----- Data -----
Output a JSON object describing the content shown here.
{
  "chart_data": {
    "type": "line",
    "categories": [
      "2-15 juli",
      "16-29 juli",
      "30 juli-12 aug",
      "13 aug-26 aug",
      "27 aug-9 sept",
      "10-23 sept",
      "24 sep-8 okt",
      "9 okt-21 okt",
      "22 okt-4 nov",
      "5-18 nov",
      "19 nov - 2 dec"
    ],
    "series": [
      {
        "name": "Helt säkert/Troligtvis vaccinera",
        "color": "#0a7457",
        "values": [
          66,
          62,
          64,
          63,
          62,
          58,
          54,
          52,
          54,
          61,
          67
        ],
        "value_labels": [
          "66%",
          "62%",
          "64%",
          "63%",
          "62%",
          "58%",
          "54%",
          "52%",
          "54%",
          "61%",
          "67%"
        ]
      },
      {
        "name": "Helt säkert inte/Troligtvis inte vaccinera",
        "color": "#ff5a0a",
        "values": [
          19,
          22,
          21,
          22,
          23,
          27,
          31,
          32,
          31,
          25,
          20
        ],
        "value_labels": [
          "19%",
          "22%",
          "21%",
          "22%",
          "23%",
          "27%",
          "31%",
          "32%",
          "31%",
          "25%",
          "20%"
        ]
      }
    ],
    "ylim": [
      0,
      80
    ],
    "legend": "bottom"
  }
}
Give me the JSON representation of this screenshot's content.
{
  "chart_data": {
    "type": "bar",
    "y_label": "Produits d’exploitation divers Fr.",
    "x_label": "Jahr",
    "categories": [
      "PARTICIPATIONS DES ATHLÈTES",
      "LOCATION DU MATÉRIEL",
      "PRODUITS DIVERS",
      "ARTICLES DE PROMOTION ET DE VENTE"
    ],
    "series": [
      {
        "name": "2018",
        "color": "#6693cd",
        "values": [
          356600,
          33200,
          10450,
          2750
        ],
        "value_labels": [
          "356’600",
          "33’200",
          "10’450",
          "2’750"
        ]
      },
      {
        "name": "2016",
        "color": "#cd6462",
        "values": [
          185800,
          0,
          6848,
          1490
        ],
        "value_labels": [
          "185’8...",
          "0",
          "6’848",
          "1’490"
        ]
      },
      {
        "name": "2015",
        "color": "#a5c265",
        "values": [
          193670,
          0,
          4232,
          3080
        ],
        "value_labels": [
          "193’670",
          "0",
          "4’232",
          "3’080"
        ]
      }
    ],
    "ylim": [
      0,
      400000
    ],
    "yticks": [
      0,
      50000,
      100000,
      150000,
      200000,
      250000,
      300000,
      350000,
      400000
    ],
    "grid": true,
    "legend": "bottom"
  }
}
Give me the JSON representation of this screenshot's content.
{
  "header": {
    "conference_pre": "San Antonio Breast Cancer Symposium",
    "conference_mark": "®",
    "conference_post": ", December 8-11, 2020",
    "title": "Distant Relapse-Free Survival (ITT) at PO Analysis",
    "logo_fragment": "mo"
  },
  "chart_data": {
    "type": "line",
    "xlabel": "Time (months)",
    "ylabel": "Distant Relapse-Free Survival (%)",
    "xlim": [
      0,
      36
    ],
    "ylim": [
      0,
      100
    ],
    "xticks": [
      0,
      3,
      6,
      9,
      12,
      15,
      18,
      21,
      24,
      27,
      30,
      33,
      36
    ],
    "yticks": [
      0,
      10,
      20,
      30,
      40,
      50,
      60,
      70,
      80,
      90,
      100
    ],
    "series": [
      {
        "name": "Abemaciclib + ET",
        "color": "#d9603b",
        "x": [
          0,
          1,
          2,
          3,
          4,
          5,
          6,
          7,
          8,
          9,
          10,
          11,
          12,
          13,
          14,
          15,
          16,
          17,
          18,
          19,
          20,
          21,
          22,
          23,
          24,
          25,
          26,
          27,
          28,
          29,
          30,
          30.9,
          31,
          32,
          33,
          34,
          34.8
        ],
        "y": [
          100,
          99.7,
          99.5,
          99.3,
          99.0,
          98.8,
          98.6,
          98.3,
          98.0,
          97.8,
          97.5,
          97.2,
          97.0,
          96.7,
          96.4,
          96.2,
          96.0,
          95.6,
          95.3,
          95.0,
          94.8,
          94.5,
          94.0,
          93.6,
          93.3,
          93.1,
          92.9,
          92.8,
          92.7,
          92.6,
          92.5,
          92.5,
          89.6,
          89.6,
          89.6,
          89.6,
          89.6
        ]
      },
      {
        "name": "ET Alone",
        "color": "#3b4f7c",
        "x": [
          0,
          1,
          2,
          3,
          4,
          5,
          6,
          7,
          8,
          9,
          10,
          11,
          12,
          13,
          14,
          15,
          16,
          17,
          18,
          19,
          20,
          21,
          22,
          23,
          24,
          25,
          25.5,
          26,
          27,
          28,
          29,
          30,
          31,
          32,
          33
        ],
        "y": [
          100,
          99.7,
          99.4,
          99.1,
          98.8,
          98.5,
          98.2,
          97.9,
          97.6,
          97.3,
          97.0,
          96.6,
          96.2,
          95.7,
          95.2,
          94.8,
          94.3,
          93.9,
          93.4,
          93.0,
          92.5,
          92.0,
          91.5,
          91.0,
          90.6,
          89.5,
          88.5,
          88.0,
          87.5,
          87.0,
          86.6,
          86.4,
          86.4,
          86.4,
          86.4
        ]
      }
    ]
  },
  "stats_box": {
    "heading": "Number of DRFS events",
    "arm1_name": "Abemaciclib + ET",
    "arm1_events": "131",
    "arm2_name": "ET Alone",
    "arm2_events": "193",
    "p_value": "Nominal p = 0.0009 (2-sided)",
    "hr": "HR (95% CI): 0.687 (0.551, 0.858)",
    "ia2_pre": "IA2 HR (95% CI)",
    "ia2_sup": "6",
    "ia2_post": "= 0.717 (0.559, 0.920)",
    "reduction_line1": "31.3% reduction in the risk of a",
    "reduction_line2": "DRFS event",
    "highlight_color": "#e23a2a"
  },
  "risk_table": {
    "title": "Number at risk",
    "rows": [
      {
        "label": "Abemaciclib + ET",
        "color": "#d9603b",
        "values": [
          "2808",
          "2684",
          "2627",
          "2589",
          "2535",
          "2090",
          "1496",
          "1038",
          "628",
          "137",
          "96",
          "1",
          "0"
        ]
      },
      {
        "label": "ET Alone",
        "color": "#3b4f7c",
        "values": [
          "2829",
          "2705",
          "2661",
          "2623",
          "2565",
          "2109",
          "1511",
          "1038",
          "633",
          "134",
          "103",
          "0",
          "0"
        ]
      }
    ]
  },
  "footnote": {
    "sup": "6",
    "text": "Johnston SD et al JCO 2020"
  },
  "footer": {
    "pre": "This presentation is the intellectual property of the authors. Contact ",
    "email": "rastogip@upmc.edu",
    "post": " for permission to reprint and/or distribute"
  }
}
-----
*Task goal*: Reproduce the records in full, exactly as written.

*Correct response*:
Output a JSON object describing the content shown here.
{
  "chart_data": {
    "type": "line",
    "categories": [
      "2-15 juli",
      "16-29 juli",
      "30 juli-12 aug",
      "13 aug-26 aug",
      "27 aug-9 sept",
      "10-23 sept",
      "24 sep-8 okt",
      "9 okt-21 okt",
      "22 okt-4 nov",
      "5-18 nov",
      "19 nov - 2 dec"
    ],
    "series": [
      {
        "name": "Helt säkert/Troligtvis vaccinera",
        "color": "#0a7457",
        "values": [
          66,
          62,
          64,
          63,
          62,
          58,
          54,
          52,
          54,
          61,
          67
        ],
        "value_labels": [
          "66%",
          "62%",
          "64%",
          "63%",
          "62%",
          "58%",
          "54%",
          "52%",
          "54%",
          "61%",
          "67%"
        ]
      },
      {
        "name": "Helt säkert inte/Troligtvis inte vaccinera",
        "color": "#ff5a0a",
        "values": [
          19,
          22,
          21,
          22,
          23,
          27,
          31,
          32,
          31,
          25,
          20
        ],
        "value_labels": [
          "19%",
          "22%",
          "21%",
          "22%",
          "23%",
          "27%",
          "31%",
          "32%",
          "31%",
          "25%",
          "20%"
        ]
      }
    ],
    "ylim": [
      0,
      80
    ],
    "legend": "bottom"
  }
}
Give me the JSON representation of this screenshot's content.
{
  "chart_data": {
    "type": "bar",
    "y_label": "Produits d’exploitation divers Fr.",
    "x_label": "Jahr",
    "categories": [
      "PARTICIPATIONS DES ATHLÈTES",
      "LOCATION DU MATÉRIEL",
      "PRODUITS DIVERS",
      "ARTICLES DE PROMOTION ET DE VENTE"
    ],
    "series": [
      {
        "name": "2018",
        "color": "#6693cd",
        "values": [
          356600,
          33200,
          10450,
          2750
        ],
        "value_labels": [
          "356’600",
          "33’200",
          "10’450",
          "2’750"
        ]
      },
      {
        "name": "2016",
        "color": "#cd6462",
        "values": [
          185800,
          0,
          6848,
          1490
        ],
        "value_labels": [
          "185’8...",
          "0",
          "6’848",
          "1’490"
        ]
      },
      {
        "name": "2015",
        "color": "#a5c265",
        "values": [
          193670,
          0,
          4232,
          3080
        ],
        "value_labels": [
          "193’670",
          "0",
          "4’232",
          "3’080"
        ]
      }
    ],
    "ylim": [
      0,
      400000
    ],
    "yticks": [
      0,
      50000,
      100000,
      150000,
      200000,
      250000,
      300000,
      350000,
      400000
    ],
    "grid": true,
    "legend": "bottom"
  }
}
Give me the JSON representation of this screenshot's content.
{
  "header": {
    "conference_pre": "San Antonio Breast Cancer Symposium",
    "conference_mark": "®",
    "conference_post": ", December 8-11, 2020",
    "title": "Distant Relapse-Free Survival (ITT) at PO Analysis",
    "logo_fragment": "mo"
  },
  "chart_data": {
    "type": "line",
    "xlabel": "Time (months)",
    "ylabel": "Distant Relapse-Free Survival (%)",
    "xlim": [
      0,
      36
    ],
    "ylim": [
      0,
      100
    ],
    "xticks": [
      0,
      3,
      6,
      9,
      12,
      15,
      18,
      21,
      24,
      27,
      30,
      33,
      36
    ],
    "yticks": [
      0,
      10,
      20,
      30,
      40,
      50,
      60,
      70,
      80,
      90,
      100
    ],
    "series": [
      {
        "name": "Abemaciclib + ET",
        "color": "#d9603b",
        "x": [
          0,
          1,
          2,
          3,
          4,
          5,
          6,
          7,
          8,
          9,
          10,
          11,
          12,
          13,
          14,
          15,
          16,
          17,
          18,
          19,
          20,
          21,
          22,
          23,
          24,
          25,
          26,
          27,
          28,
          29,
          30,
          30.9,
          31,
          32,
          33,
          34,
          34.8
        ],
        "y": [
          100,
          99.7,
          99.5,
          99.3,
          99.0,
          98.8,
          98.6,
          98.3,
          98.0,
          97.8,
          97.5,
          97.2,
          97.0,
          96.7,
          96.4,
          96.2,
          96.0,
          95.6,
          95.3,
          95.0,
          94.8,
          94.5,
          94.0,
          93.6,
          93.3,
          93.1,
          92.9,
          92.8,
          92.7,
          92.6,
          92.5,
          92.5,
          89.6,
          89.6,
          89.6,
          89.6,
          89.6
        ]
      },
      {
        "name": "ET Alone",
        "color": "#3b4f7c",
        "x": [
          0,
          1,
          2,
          3,
          4,
          5,
          6,
          7,
          8,
          9,
          10,
          11,
          12,
          13,
          14,
          15,
          16,
          17,
          18,
          19,
          20,
          21,
          22,
          23,
          24,
          25,
          25.5,
          26,
          27,
          28,
          29,
          30,
          31,
          32,
          33
        ],
        "y": [
          100,
          99.7,
          99.4,
          99.1,
          98.8,
          98.5,
          98.2,
          97.9,
          97.6,
          97.3,
          97.0,
          96.6,
          96.2,
          95.7,
          95.2,
          94.8,
          94.3,
          93.9,
          93.4,
          93.0,
          92.5,
          92.0,
          91.5,
          91.0,
          90.6,
          89.5,
          88.5,
          88.0,
          87.5,
          87.0,
          86.6,
          86.4,
          86.4,
          86.4,
          86.4
        ]
      }
    ]
  },
  "stats_box": {
    "heading": "Number of DRFS events",
    "arm1_name": "Abemaciclib + ET",
    "arm1_events": "131",
    "arm2_name": "ET Alone",
    "arm2_events": "193",
    "p_value": "Nominal p = 0.0009 (2-sided)",
    "hr": "HR (95% CI): 0.687 (0.551, 0.858)",
    "ia2_pre": "IA2 HR (95% CI)",
    "ia2_sup": "6",
    "ia2_post": "= 0.717 (0.559, 0.920)",
    "reduction_line1": "31.3% reduction in the risk of a",
    "reduction_line2": "DRFS event",
    "highlight_color": "#e23a2a"
  },
  "risk_table": {
    "title": "Number at risk",
    "rows": [
      {
        "label": "Abemaciclib + ET",
        "color": "#d9603b",
        "values": [
          "2808",
          "2684",
          "2627",
          "2589",
          "2535",
          "2090",
          "1496",
          "1038",
          "628",
          "137",
          "96",
          "1",
          "0"
        ]
      },
      {
        "label": "ET Alone",
        "color": "#3b4f7c",
        "values": [
          "2829",
          "2705",
          "2661",
          "2623",
          "2565",
          "2109",
          "1511",
          "1038",
          "633",
          "134",
          "103",
          "0",
          "0"
        ]
      }
    ]
  },
  "footnote": {
    "sup": "6",
    "text": "Johnston SD et al JCO 2020"
  },
  "footer": {
    "pre": "This presentation is the intellectual property of the authors. Contact ",
    "email": "rastogip@upmc.edu",
    "post": " for permission to reprint and/or distribute"
  }
}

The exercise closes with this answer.